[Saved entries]
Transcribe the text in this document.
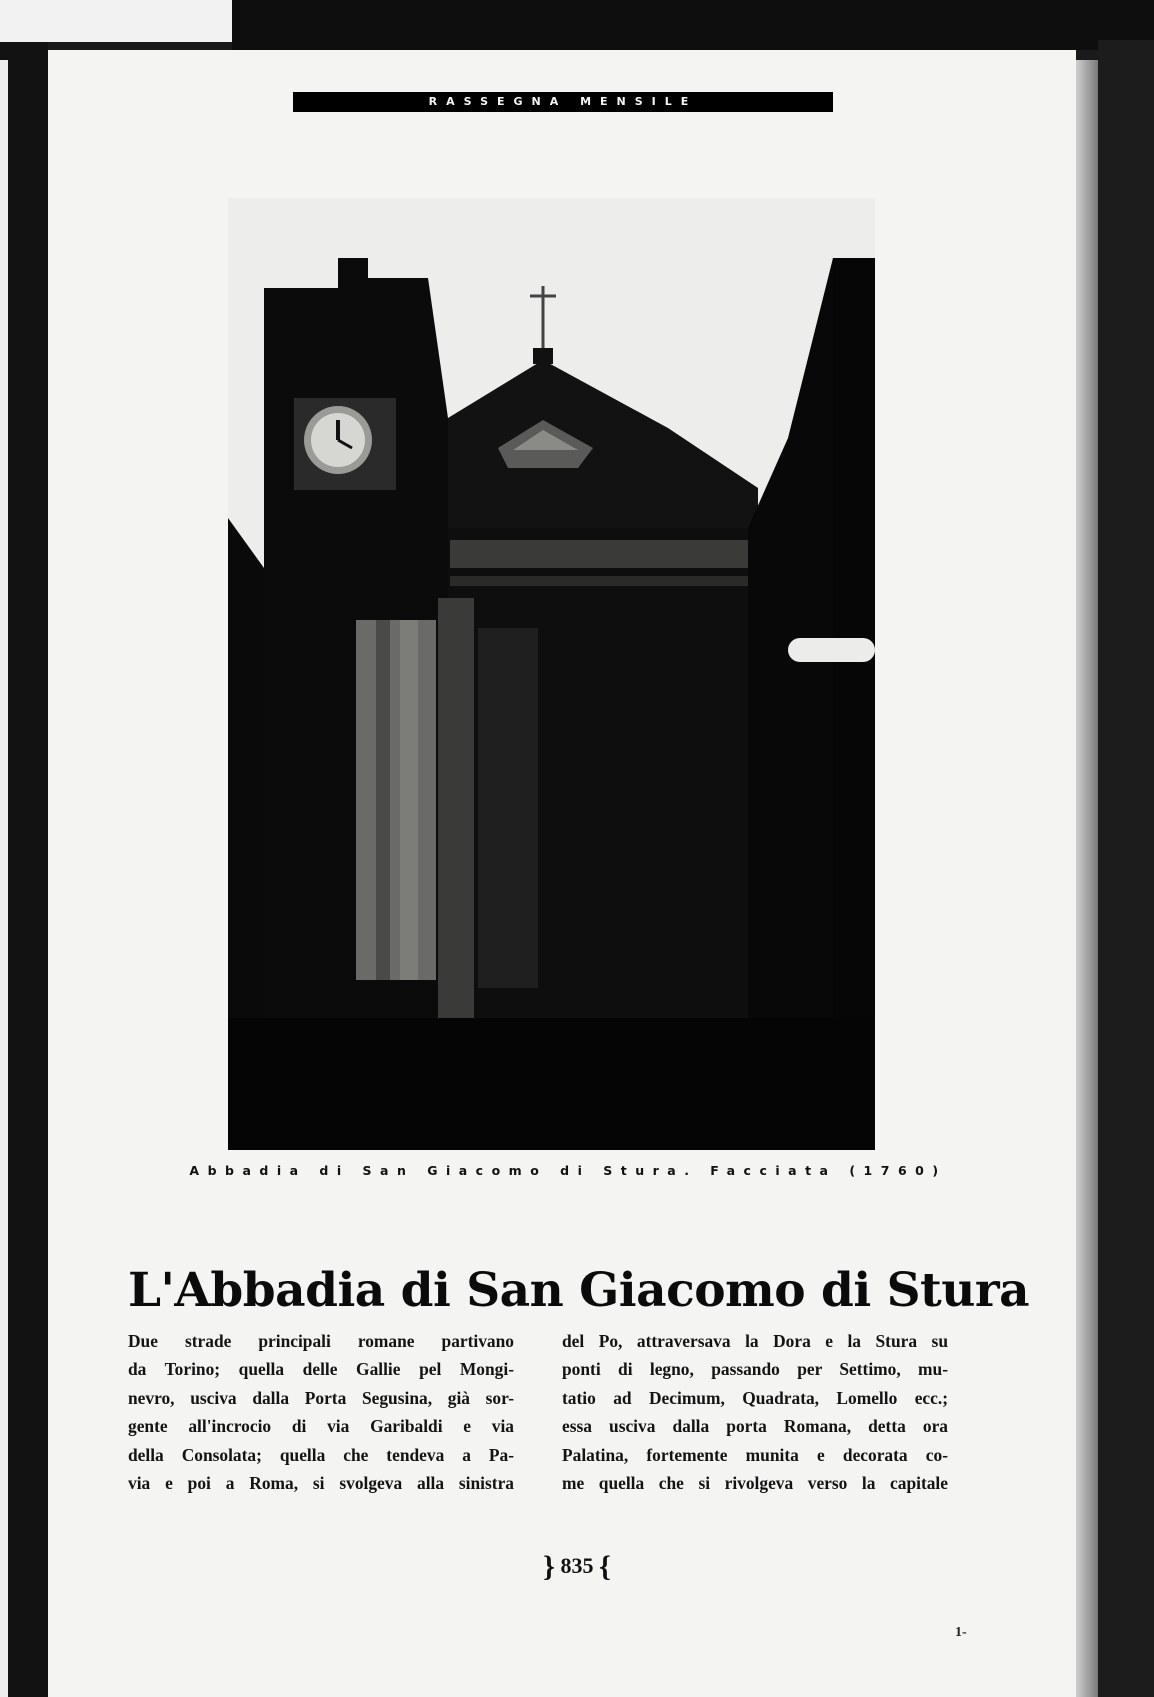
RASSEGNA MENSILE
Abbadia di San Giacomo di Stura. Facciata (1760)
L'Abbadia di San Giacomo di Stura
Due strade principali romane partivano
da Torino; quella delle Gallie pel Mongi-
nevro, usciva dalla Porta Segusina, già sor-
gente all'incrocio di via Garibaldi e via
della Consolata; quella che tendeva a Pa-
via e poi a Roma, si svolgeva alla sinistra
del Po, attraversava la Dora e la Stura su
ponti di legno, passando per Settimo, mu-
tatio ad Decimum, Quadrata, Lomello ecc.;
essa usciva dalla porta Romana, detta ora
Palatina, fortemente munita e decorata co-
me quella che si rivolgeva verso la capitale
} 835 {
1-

--

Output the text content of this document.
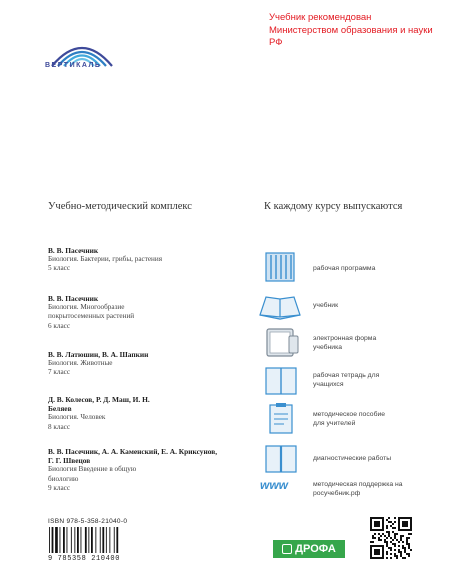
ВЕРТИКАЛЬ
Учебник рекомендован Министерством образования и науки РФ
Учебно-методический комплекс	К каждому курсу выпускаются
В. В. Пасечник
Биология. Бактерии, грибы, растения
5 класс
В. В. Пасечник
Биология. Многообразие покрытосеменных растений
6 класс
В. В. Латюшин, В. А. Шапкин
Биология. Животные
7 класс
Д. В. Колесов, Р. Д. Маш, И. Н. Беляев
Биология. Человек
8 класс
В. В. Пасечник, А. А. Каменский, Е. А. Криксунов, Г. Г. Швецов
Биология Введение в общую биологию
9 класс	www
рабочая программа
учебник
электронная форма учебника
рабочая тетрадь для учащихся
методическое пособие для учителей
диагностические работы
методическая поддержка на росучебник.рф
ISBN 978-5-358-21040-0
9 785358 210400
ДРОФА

Objective: Go through the data and count each line that has the word "this", then give the total alone.

The answer: 2